What is asked: Set down the data below without change, skipping the pictures it holds.

Input material:
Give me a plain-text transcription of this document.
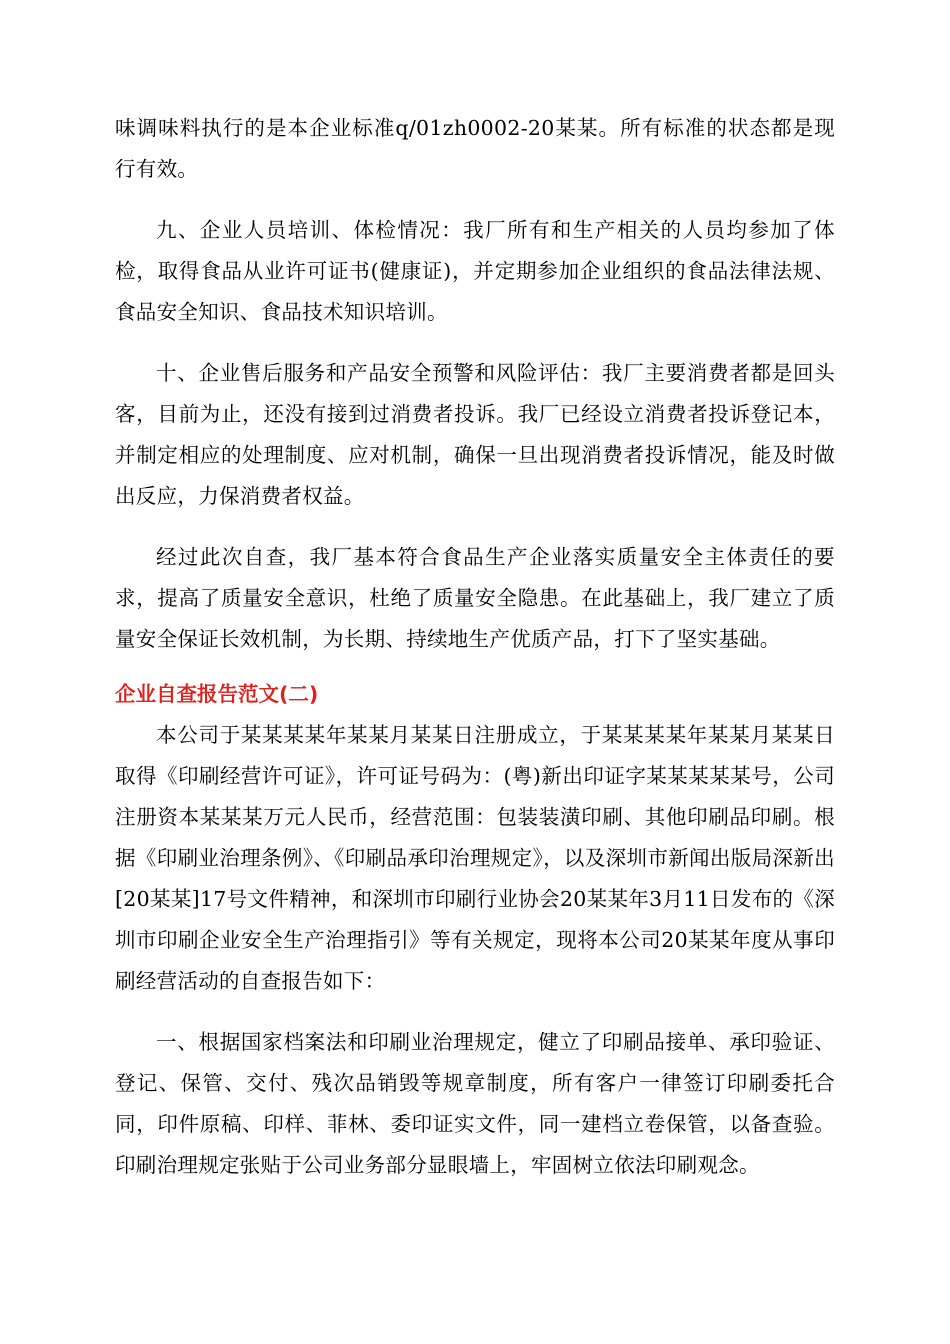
味调味料执行的是本企业标准q/01zh0002-20某某。所有标准的状态都是现行有效。

九、企业人员培训、体检情况：我厂所有和生产相关的人员均参加了体检，取得食品从业许可证书(健康证)，并定期参加企业组织的食品法律法规、食品安全知识、食品技术知识培训。

十、企业售后服务和产品安全预警和风险评估：我厂主要消费者都是回头客，目前为止，还没有接到过消费者投诉。我厂已经设立消费者投诉登记本，并制定相应的处理制度、应对机制，确保一旦出现消费者投诉情况，能及时做出反应，力保消费者权益。

经过此次自查，我厂基本符合食品生产企业落实质量安全主体责任的要求，提高了质量安全意识，杜绝了质量安全隐患。在此基础上，我厂建立了质量安全保证长效机制，为长期、持续地生产优质产品，打下了坚实基础。

企业自查报告范文(二)

本公司于某某某某年某某月某某日注册成立，于某某某某年某某月某某日取得《印刷经营许可证》，许可证号码为：(粤)新出印证字某某某某某号，公司注册资本某某某万元人民币，经营范围：包装装潢印刷、其他印刷品印刷。根据《印刷业治理条例》、《印刷品承印治理规定》，以及深圳市新闻出版局深新出[20某某]17号文件精神，和深圳市印刷行业协会20某某年3月11日发布的《深圳市印刷企业安全生产治理指引》等有关规定，现将本公司20某某年度从事印刷经营活动的自查报告如下：

一、根据国家档案法和印刷业治理规定，健立了印刷品接单、承印验证、登记、保管、交付、残次品销毁等规章制度，所有客户一律签订印刷委托合同，印件原稿、印样、菲林、委印证实文件，同一建档立卷保管，以备查验。印刷治理规定张贴于公司业务部分显眼墙上，牢固树立依法印刷观念。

Task answer:
Give me a plain-text transcription of this document.
味调味料执行的是本企业标准q/01zh0002-20某某。所有标准的状态都是现行有效。

九、企业人员培训、体检情况：我厂所有和生产相关的人员均参加了体检，取得食品从业许可证书(健康证)，并定期参加企业组织的食品法律法规、食品安全知识、食品技术知识培训。

十、企业售后服务和产品安全预警和风险评估：我厂主要消费者都是回头客，目前为止，还没有接到过消费者投诉。我厂已经设立消费者投诉登记本，并制定相应的处理制度、应对机制，确保一旦出现消费者投诉情况，能及时做出反应，力保消费者权益。

经过此次自查，我厂基本符合食品生产企业落实质量安全主体责任的要求，提高了质量安全意识，杜绝了质量安全隐患。在此基础上，我厂建立了质量安全保证长效机制，为长期、持续地生产优质产品，打下了坚实基础。

企业自查报告范文(二)

本公司于某某某某年某某月某某日注册成立，于某某某某年某某月某某日取得《印刷经营许可证》，许可证号码为：(粤)新出印证字某某某某某号，公司注册资本某某某万元人民币，经营范围：包装装潢印刷、其他印刷品印刷。根据《印刷业治理条例》、《印刷品承印治理规定》，以及深圳市新闻出版局深新出[20某某]17号文件精神，和深圳市印刷行业协会20某某年3月11日发布的《深圳市印刷企业安全生产治理指引》等有关规定，现将本公司20某某年度从事印刷经营活动的自查报告如下：

一、根据国家档案法和印刷业治理规定，健立了印刷品接单、承印验证、登记、保管、交付、残次品销毁等规章制度，所有客户一律签订印刷委托合同，印件原稿、印样、菲林、委印证实文件，同一建档立卷保管，以备查验。印刷治理规定张贴于公司业务部分显眼墙上，牢固树立依法印刷观念。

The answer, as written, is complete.